#### Data to use ####

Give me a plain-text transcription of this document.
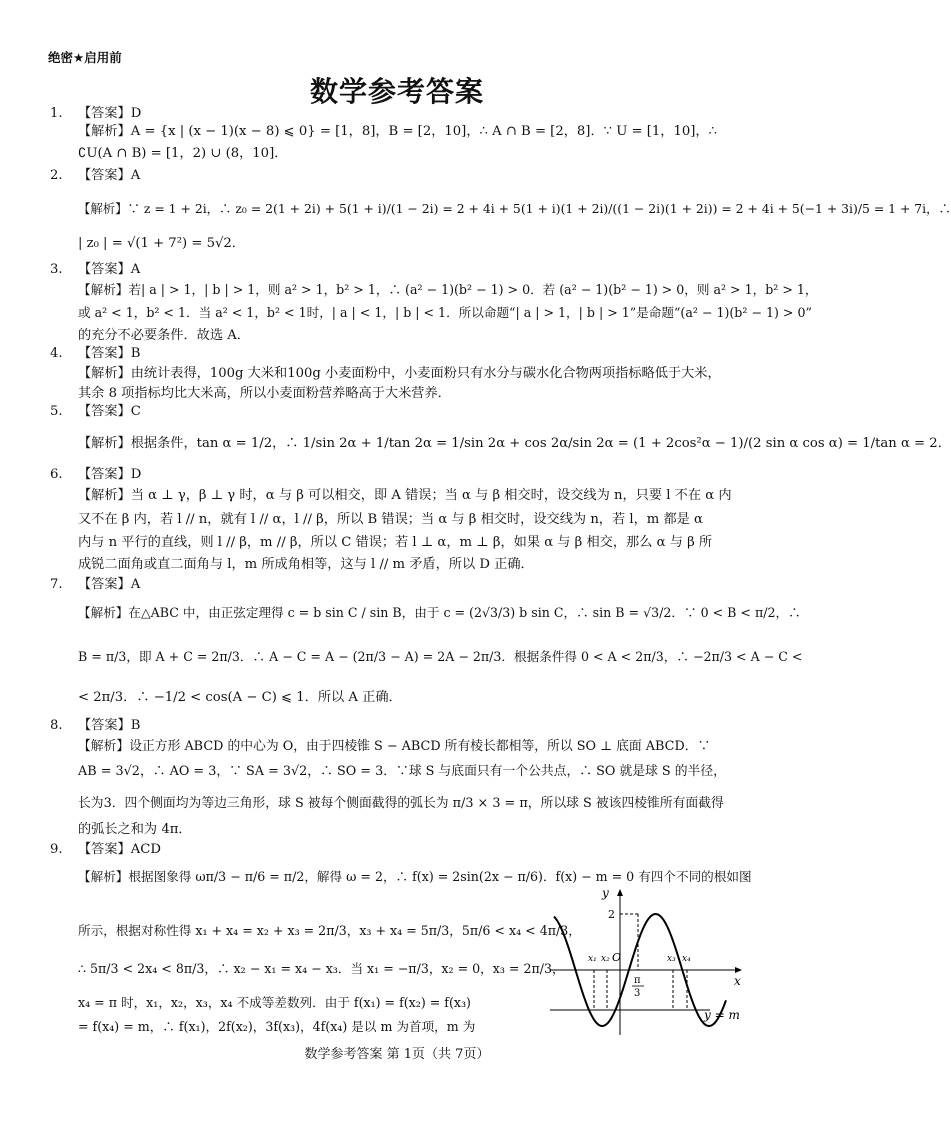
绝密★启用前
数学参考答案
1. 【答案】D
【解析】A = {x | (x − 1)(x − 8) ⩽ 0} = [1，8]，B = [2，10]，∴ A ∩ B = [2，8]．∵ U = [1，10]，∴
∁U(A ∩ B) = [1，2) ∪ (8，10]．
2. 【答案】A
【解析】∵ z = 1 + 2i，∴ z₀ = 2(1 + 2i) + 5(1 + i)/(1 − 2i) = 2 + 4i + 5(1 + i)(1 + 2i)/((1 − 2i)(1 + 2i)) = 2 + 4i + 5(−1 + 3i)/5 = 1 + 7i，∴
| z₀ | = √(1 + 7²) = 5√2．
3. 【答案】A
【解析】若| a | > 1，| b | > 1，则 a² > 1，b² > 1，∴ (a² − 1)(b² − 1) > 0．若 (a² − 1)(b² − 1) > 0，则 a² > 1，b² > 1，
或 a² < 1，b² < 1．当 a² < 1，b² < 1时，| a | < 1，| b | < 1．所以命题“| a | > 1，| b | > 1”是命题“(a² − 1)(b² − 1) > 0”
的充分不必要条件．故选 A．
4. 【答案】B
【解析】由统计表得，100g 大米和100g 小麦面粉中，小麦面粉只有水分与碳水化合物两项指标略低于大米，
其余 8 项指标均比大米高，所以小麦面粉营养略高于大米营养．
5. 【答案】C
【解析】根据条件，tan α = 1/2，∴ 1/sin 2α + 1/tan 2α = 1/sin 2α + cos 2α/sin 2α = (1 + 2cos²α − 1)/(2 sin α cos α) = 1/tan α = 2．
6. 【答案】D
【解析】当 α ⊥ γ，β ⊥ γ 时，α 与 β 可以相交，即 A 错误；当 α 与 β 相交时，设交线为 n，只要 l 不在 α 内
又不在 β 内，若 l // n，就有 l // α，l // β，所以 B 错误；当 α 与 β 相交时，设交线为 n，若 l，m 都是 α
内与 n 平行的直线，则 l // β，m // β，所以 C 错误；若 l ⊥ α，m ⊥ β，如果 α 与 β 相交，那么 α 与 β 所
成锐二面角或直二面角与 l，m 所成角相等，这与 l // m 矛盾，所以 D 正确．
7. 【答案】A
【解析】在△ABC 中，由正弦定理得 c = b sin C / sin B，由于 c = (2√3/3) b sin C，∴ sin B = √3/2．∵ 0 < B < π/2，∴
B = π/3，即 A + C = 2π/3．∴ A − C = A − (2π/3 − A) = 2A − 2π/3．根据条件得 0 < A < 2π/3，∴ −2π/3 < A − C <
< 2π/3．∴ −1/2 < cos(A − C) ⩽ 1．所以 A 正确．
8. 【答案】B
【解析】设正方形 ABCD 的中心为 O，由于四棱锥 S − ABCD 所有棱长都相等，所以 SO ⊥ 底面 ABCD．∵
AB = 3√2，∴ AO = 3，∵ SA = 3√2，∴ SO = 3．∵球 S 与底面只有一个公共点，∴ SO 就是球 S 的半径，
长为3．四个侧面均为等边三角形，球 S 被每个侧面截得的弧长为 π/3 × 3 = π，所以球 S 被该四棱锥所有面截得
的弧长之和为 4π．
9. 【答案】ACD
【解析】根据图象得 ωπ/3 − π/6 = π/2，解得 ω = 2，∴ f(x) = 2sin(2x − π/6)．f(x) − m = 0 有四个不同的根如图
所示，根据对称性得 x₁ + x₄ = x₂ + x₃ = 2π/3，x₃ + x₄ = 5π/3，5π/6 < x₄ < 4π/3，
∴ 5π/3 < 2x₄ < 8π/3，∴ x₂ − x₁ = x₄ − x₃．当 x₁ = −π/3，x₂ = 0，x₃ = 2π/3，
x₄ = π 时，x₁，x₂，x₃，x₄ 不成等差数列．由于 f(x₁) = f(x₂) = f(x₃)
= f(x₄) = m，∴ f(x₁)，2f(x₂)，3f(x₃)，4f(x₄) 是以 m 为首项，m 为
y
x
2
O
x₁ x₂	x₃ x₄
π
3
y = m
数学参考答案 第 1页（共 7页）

####
#### Data to use ####

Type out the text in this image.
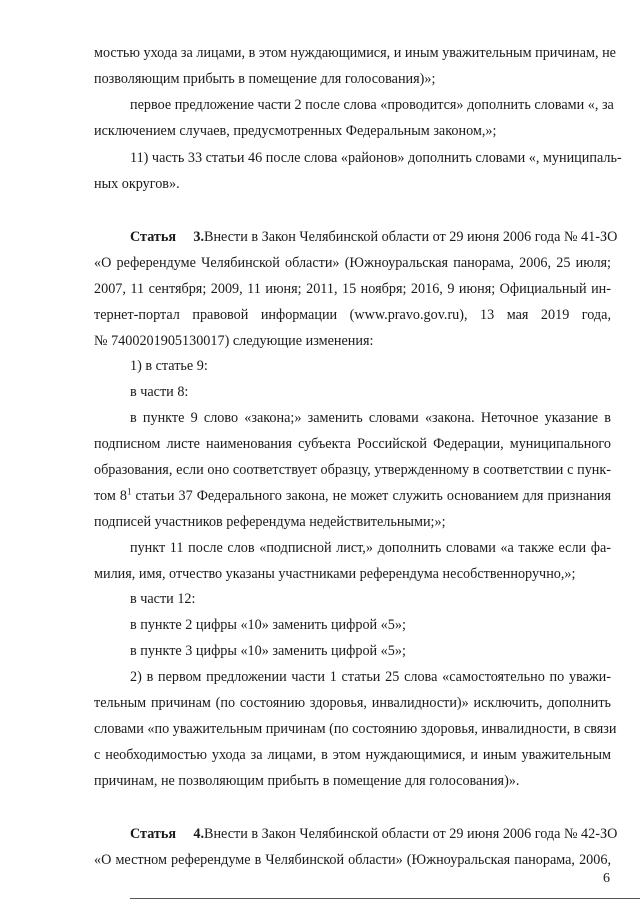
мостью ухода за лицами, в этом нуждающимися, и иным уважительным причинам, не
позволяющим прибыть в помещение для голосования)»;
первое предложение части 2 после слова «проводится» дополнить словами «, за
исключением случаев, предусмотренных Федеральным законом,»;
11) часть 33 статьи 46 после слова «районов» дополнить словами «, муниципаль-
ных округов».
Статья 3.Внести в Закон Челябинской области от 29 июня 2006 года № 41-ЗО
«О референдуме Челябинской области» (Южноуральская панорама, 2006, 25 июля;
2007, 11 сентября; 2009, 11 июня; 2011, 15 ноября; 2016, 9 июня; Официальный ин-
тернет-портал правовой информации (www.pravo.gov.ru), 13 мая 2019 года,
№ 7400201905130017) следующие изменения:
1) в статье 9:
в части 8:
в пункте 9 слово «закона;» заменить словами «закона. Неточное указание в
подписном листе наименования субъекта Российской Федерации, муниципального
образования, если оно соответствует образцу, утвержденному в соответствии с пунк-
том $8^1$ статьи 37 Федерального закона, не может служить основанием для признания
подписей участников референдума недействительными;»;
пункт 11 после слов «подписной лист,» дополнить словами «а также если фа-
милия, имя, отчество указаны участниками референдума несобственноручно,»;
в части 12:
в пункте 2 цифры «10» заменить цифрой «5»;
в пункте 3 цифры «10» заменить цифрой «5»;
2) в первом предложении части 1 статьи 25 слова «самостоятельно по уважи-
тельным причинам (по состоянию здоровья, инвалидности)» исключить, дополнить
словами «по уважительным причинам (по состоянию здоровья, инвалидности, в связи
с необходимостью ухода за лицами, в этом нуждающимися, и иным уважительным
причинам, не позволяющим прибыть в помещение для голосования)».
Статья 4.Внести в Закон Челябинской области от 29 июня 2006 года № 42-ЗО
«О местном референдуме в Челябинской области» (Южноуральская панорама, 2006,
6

####

### Problem to solve
State how many lines in the records above contain the word "дополнить", and give only that number.

### Solution to the exercise
4